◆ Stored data
-------------------------

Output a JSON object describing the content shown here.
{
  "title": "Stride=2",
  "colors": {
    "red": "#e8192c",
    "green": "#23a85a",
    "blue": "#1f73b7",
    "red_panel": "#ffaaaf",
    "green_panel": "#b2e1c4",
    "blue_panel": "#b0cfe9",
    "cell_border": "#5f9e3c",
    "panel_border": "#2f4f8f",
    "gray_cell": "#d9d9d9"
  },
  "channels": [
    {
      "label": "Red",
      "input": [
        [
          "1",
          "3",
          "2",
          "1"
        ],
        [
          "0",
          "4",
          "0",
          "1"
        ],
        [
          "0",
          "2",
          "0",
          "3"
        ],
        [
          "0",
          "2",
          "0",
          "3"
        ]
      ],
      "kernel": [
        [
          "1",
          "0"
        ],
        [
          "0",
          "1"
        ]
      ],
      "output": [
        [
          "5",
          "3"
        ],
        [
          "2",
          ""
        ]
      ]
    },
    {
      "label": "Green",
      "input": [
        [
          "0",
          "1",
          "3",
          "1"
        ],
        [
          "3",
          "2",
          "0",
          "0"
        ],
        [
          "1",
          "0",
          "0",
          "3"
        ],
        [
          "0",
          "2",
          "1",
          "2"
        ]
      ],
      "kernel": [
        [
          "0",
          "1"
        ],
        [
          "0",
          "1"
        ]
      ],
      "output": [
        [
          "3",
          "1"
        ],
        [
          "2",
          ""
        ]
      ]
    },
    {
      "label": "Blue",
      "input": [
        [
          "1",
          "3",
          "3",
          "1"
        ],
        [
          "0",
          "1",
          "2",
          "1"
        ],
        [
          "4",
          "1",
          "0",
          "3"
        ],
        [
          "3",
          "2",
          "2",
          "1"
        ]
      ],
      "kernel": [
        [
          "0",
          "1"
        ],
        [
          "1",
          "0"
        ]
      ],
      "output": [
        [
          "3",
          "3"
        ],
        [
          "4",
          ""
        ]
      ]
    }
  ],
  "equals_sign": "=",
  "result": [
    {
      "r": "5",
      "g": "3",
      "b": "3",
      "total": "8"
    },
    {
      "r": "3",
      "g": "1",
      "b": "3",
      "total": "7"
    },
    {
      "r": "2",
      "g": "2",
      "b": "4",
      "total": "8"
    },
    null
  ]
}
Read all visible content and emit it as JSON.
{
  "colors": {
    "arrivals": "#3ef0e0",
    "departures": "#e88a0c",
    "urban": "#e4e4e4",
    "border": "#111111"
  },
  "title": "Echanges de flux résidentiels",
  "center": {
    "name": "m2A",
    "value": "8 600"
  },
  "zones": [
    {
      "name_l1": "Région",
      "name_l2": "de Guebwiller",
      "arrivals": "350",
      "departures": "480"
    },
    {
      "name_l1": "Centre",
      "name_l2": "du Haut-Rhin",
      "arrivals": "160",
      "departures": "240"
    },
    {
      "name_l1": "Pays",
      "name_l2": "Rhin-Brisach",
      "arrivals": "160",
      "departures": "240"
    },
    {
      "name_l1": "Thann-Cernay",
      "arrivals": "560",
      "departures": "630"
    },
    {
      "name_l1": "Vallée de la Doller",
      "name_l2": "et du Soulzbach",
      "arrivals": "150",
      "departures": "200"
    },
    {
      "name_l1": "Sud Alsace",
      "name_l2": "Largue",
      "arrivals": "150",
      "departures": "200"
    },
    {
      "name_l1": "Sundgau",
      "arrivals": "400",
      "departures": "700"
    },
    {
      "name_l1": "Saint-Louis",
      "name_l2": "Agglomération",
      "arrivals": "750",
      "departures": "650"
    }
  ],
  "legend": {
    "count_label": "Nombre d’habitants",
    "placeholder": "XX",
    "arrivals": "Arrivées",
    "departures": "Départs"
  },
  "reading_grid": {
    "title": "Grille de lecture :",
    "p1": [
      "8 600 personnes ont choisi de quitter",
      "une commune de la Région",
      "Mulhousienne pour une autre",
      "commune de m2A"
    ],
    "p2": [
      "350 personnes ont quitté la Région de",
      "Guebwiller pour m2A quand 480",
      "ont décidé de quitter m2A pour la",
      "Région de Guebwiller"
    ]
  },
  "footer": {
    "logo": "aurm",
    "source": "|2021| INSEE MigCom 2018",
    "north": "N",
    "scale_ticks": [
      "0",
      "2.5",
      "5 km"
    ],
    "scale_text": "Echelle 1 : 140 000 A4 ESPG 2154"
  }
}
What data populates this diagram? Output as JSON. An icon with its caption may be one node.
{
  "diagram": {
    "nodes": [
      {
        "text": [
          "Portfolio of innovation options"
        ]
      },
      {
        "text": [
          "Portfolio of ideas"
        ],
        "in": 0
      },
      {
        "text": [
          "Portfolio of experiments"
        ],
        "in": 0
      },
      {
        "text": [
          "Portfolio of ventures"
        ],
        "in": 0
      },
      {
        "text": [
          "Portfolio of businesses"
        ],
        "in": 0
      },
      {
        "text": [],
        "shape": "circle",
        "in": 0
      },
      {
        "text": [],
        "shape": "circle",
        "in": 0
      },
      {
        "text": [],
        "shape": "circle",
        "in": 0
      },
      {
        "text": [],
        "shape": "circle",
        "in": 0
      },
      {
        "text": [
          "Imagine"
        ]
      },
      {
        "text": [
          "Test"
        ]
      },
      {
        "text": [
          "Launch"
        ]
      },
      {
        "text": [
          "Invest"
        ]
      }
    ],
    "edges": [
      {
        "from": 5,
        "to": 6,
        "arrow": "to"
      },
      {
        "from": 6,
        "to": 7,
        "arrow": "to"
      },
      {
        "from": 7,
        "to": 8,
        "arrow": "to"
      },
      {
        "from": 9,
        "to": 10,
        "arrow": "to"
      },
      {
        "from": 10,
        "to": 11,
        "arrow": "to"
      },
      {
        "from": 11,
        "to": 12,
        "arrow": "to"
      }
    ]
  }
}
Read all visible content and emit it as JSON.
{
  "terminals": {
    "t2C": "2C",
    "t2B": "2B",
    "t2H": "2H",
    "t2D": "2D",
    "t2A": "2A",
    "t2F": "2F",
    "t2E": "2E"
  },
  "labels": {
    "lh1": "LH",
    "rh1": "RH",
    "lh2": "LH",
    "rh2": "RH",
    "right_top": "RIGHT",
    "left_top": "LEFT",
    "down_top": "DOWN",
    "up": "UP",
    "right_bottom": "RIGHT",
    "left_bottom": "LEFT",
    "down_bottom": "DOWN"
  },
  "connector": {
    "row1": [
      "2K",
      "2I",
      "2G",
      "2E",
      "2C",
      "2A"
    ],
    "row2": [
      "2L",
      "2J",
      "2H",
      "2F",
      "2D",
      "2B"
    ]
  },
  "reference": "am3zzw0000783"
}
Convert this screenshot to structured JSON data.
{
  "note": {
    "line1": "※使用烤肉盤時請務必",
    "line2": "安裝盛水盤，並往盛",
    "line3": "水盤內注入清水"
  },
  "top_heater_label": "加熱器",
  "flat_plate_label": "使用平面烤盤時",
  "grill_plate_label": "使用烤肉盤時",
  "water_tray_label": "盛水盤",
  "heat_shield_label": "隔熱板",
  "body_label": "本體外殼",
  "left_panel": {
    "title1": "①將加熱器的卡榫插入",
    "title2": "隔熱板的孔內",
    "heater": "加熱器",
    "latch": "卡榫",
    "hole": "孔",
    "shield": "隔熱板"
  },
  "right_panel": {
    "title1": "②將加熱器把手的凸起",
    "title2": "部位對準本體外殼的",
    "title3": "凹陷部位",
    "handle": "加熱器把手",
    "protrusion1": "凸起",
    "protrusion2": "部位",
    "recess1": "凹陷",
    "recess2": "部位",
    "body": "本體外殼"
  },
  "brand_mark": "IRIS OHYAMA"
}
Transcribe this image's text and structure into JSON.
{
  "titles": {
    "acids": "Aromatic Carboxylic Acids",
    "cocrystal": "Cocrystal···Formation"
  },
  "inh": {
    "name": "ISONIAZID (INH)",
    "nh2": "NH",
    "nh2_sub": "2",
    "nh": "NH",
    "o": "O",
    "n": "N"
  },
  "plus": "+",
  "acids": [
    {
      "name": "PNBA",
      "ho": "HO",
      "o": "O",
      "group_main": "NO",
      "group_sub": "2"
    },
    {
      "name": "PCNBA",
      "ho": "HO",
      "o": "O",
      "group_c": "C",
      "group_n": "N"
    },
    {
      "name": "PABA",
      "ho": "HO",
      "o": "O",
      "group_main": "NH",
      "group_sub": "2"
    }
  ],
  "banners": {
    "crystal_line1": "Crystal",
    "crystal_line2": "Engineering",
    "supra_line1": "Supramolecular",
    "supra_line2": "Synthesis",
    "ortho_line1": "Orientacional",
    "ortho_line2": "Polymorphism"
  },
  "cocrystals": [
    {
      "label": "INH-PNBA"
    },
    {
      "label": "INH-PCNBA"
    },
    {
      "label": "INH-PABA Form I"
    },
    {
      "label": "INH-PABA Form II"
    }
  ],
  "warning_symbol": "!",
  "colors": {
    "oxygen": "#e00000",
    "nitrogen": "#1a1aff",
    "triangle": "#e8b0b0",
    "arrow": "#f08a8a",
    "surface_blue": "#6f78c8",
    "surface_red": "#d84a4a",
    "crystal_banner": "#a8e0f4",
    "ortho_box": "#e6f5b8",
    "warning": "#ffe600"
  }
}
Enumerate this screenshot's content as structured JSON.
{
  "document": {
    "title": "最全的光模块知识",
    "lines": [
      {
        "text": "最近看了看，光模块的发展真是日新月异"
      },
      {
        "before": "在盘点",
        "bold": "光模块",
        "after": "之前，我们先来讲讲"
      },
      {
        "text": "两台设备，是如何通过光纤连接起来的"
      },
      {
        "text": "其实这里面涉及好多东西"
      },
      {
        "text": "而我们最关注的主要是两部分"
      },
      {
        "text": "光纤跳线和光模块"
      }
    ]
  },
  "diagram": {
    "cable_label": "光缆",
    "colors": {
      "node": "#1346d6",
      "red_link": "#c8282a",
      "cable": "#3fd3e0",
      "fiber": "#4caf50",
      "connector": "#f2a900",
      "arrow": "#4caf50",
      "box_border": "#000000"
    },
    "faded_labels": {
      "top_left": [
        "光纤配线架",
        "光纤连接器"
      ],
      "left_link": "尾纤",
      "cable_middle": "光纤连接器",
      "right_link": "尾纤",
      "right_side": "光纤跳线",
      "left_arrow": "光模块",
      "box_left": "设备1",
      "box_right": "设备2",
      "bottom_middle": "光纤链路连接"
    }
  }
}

-------------------------

◆ Task requirements
Search the listing above for the string "PABA". Copy every line that contains it.

◆ Response
      "name": "PABA",
      "label": "INH-PABA Form I"
      "label": "INH-PABA Form II"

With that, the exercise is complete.